• **Exercise**:
Pictures do not belong in the copy; transcribe everything else in the records exactly.

[Stored data entries]
____________________
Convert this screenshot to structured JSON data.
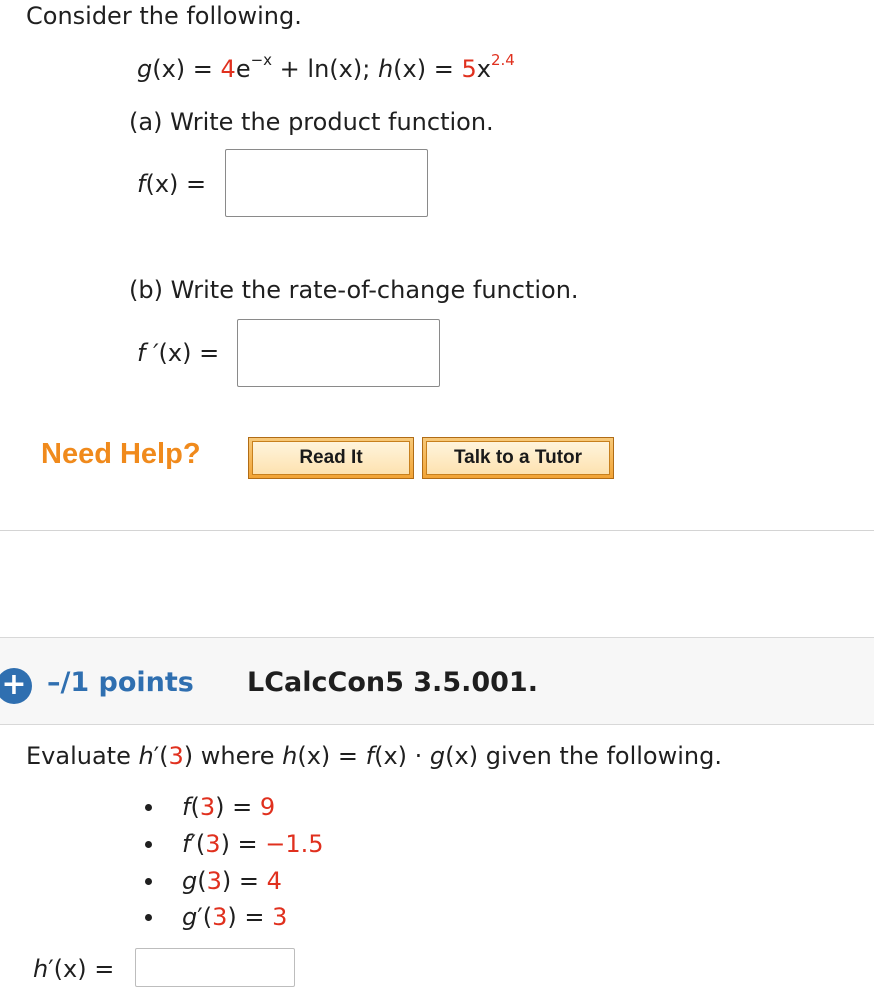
{
  "q1": {
    "prompt": "Consider the following.",
    "g_lhs": "g",
    "g_arg": "(x)",
    "g_eq": " = ",
    "g_coef": "4",
    "g_base": "e",
    "g_exp": "−x",
    "g_plus": " + ln(x); ",
    "h_lhs": "h",
    "h_arg": "(x)",
    "h_eq": " = ",
    "h_coef": "5",
    "h_var": "x",
    "h_exp": "2.4",
    "part_a": "(a) Write the product function.",
    "fa_label": "f",
    "fa_rest": "(x)  =",
    "part_b": "(b) Write the rate-of-change function.",
    "fb_label": "f ′",
    "fb_rest": "(x)  =",
    "need_help": "Need Help?",
    "read_it": "Read It",
    "talk_tutor": "Talk to a Tutor"
  },
  "q2": {
    "plus_icon": "+",
    "points": "–/1 points",
    "id": "LCalcCon5 3.5.001.",
    "prompt_1": "Evaluate  ",
    "prompt_h": "h",
    "prompt_2": "′(",
    "prompt_3val": "3",
    "prompt_4": ")  where  ",
    "prompt_h2": "h",
    "prompt_5": "(x)  =  ",
    "prompt_f": "f",
    "prompt_6": "(x)  ·  ",
    "prompt_g": "g",
    "prompt_7": "(x)  given the following.",
    "items": [
      {
        "fn": "f",
        "prime": "",
        "arg": "3",
        "val": "9"
      },
      {
        "fn": "f",
        "prime": "′",
        "arg": "3",
        "val": "−1.5"
      },
      {
        "fn": "g",
        "prime": "",
        "arg": "3",
        "val": "4"
      },
      {
        "fn": "g",
        "prime": "′",
        "arg": "3",
        "val": "3"
      }
    ],
    "answer_fn": "h",
    "answer_rest": "′(x)  ="
  },
  "colors": {
    "accent_red": "#e0301e",
    "link_blue": "#2f6fb0",
    "help_orange": "#f08a1c"
  }
}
____________________
• **Exercise answer**:
Convert this screenshot to structured JSON data.
{
  "q1": {
    "prompt": "Consider the following.",
    "g_lhs": "g",
    "g_arg": "(x)",
    "g_eq": " = ",
    "g_coef": "4",
    "g_base": "e",
    "g_exp": "−x",
    "g_plus": " + ln(x); ",
    "h_lhs": "h",
    "h_arg": "(x)",
    "h_eq": " = ",
    "h_coef": "5",
    "h_var": "x",
    "h_exp": "2.4",
    "part_a": "(a) Write the product function.",
    "fa_label": "f",
    "fa_rest": "(x)  =",
    "part_b": "(b) Write the rate-of-change function.",
    "fb_label": "f ′",
    "fb_rest": "(x)  =",
    "need_help": "Need Help?",
    "read_it": "Read It",
    "talk_tutor": "Talk to a Tutor"
  },
  "q2": {
    "plus_icon": "+",
    "points": "–/1 points",
    "id": "LCalcCon5 3.5.001.",
    "prompt_1": "Evaluate  ",
    "prompt_h": "h",
    "prompt_2": "′(",
    "prompt_3val": "3",
    "prompt_4": ")  where  ",
    "prompt_h2": "h",
    "prompt_5": "(x)  =  ",
    "prompt_f": "f",
    "prompt_6": "(x)  ·  ",
    "prompt_g": "g",
    "prompt_7": "(x)  given the following.",
    "items": [
      {
        "fn": "f",
        "prime": "",
        "arg": "3",
        "val": "9"
      },
      {
        "fn": "f",
        "prime": "′",
        "arg": "3",
        "val": "−1.5"
      },
      {
        "fn": "g",
        "prime": "",
        "arg": "3",
        "val": "4"
      },
      {
        "fn": "g",
        "prime": "′",
        "arg": "3",
        "val": "3"
      }
    ],
    "answer_fn": "h",
    "answer_rest": "′(x)  ="
  },
  "colors": {
    "accent_red": "#e0301e",
    "link_blue": "#2f6fb0",
    "help_orange": "#f08a1c"
  }
}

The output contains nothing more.